(Stored data entries)
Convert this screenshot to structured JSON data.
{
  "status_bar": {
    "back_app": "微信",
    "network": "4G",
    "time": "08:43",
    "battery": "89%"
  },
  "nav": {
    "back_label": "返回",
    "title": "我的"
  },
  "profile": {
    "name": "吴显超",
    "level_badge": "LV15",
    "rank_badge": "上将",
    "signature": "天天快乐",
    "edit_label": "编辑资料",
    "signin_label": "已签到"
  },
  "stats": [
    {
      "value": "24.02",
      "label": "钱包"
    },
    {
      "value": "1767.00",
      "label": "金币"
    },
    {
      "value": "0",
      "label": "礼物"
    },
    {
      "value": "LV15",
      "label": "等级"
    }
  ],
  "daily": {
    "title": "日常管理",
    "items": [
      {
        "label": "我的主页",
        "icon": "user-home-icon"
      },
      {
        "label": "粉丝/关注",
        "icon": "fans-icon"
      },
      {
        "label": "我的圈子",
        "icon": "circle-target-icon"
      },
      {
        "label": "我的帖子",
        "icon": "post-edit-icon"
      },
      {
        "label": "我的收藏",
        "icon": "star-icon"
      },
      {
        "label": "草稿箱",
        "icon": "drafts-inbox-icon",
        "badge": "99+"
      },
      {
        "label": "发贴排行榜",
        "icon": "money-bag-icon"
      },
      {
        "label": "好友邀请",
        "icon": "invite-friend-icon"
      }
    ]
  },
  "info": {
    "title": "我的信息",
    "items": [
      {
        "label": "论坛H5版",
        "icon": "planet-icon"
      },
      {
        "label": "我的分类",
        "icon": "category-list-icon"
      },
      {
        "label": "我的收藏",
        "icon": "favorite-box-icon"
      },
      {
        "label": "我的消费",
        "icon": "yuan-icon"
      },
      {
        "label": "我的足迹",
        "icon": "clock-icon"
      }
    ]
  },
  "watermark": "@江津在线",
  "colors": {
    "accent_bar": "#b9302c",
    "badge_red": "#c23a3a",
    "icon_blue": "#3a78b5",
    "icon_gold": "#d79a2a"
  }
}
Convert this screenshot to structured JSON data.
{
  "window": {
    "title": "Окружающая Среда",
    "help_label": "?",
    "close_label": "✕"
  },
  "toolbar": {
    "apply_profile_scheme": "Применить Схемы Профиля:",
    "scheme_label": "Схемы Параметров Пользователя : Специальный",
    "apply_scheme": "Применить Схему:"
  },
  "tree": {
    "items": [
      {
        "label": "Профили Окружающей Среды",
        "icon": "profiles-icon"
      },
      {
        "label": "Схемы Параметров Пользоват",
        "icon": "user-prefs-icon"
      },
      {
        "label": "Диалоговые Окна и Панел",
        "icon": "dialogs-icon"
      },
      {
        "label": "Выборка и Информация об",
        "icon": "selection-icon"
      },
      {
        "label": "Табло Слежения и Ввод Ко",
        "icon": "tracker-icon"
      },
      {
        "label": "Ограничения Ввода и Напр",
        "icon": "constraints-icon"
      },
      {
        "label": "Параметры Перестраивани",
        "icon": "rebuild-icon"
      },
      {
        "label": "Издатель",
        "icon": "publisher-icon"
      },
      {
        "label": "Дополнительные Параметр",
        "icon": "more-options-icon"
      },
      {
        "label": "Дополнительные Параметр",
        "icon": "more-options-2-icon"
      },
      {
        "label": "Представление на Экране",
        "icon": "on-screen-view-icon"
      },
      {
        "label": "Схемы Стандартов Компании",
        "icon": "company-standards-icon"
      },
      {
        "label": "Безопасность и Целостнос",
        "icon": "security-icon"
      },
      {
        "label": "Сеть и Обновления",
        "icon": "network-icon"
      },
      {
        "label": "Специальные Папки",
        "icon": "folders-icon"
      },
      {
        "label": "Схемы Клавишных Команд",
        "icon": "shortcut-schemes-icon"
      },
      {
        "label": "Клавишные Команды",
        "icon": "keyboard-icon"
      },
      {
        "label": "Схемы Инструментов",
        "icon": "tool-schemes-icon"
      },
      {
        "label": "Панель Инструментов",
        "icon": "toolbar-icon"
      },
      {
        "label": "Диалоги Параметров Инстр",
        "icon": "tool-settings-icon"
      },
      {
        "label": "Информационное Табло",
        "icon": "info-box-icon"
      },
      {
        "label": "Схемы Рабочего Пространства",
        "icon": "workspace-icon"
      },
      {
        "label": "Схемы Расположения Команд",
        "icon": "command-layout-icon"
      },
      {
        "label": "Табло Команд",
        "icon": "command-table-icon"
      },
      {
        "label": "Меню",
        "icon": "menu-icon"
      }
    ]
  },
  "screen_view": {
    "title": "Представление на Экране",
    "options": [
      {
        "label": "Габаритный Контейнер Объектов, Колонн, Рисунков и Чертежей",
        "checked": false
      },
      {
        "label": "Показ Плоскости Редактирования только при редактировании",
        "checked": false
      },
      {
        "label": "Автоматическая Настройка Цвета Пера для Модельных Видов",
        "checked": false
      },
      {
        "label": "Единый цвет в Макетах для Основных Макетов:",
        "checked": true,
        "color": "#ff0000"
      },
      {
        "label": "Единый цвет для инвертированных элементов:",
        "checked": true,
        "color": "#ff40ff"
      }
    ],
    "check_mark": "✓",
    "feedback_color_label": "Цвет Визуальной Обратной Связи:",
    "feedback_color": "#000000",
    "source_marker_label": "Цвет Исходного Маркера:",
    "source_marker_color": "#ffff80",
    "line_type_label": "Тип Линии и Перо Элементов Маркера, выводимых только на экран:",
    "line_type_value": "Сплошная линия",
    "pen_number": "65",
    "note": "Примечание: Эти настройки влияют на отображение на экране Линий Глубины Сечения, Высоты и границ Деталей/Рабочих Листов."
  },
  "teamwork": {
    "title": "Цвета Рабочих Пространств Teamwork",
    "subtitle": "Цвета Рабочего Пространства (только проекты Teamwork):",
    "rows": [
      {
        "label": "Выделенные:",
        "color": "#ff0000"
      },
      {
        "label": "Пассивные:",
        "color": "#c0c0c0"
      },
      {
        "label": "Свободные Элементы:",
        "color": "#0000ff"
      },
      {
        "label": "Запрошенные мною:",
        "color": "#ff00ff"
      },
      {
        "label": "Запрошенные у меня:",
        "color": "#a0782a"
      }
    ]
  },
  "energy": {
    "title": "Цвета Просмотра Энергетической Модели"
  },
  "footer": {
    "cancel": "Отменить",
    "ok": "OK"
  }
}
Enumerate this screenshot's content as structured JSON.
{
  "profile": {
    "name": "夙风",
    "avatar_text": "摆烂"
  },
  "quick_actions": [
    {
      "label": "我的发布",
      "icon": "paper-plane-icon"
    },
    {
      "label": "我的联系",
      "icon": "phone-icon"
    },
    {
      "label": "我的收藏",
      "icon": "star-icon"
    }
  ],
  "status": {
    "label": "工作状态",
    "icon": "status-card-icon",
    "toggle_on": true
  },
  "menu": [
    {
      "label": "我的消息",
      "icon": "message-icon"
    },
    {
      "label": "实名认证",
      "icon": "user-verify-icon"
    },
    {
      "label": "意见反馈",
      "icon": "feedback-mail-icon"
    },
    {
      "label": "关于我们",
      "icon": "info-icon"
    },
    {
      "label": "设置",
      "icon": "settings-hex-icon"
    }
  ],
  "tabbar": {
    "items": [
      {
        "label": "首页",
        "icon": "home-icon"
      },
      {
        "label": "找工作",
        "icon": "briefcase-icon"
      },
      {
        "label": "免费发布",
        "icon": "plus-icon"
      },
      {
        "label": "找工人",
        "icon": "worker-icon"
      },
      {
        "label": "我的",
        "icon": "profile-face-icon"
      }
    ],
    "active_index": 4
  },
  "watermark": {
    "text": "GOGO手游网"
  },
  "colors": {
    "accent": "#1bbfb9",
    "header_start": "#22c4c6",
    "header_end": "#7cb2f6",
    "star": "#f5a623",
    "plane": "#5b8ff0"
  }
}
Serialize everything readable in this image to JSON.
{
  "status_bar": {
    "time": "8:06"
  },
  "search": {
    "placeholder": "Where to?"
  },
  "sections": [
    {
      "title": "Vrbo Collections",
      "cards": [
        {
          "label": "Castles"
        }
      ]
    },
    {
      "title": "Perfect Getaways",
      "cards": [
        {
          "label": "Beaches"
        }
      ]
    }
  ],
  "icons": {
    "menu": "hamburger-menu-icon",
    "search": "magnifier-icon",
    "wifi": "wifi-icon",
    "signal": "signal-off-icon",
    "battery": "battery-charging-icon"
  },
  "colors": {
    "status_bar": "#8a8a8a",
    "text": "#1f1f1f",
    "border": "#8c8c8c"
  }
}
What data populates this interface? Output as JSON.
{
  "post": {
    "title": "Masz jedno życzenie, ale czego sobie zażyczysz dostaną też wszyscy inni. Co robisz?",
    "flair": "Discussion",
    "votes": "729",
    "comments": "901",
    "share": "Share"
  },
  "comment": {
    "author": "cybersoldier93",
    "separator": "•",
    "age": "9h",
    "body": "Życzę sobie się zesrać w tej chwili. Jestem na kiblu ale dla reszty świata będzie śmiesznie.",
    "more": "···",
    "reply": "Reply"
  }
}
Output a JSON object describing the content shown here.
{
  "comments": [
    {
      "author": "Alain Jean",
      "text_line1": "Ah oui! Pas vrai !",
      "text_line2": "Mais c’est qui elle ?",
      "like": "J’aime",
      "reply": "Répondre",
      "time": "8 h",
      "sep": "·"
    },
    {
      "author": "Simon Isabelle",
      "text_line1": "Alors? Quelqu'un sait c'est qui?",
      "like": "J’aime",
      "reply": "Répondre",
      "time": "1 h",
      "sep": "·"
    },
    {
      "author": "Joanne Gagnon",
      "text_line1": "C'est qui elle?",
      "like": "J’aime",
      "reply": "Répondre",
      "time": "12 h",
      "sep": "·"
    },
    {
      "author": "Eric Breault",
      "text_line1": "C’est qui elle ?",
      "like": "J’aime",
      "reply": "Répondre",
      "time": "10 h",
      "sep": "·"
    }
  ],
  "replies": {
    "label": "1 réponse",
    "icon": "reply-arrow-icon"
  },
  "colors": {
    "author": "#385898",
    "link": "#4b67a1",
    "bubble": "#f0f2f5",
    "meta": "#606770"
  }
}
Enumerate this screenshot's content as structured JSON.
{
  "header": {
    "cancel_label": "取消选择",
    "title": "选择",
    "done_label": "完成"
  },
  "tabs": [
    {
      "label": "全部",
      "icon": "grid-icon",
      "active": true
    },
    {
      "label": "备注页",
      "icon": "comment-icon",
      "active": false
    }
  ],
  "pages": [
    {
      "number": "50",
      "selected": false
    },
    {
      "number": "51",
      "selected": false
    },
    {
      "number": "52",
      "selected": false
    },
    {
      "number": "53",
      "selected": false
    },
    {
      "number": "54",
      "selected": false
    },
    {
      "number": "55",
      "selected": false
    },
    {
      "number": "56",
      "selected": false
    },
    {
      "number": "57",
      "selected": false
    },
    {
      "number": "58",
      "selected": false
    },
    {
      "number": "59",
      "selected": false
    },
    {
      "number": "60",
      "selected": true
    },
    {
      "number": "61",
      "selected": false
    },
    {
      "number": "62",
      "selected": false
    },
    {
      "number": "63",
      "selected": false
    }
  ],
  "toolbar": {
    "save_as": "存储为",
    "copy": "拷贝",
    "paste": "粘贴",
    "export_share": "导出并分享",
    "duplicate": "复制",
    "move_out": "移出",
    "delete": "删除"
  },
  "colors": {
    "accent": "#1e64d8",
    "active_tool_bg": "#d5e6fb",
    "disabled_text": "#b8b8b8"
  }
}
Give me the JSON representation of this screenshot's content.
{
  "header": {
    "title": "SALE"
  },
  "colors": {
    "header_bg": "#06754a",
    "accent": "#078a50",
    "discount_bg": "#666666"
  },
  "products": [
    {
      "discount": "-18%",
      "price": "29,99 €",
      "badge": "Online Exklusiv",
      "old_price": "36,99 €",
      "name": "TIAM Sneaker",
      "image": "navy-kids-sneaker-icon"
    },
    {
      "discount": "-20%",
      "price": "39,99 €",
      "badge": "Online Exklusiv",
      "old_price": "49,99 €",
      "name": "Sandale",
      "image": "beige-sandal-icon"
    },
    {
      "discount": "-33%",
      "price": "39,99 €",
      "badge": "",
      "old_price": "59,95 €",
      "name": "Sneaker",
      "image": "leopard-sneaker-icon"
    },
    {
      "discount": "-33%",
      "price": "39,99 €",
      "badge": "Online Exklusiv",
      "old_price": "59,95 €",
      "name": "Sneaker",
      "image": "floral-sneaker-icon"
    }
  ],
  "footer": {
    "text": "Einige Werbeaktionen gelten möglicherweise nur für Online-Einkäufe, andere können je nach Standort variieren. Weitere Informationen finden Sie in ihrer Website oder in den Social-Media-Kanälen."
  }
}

> Exercise details
Pick out the lines containing the string "Output" and show them.

> Task result
What data populates this interface? Output as JSON.
Output a JSON object describing the content shown here.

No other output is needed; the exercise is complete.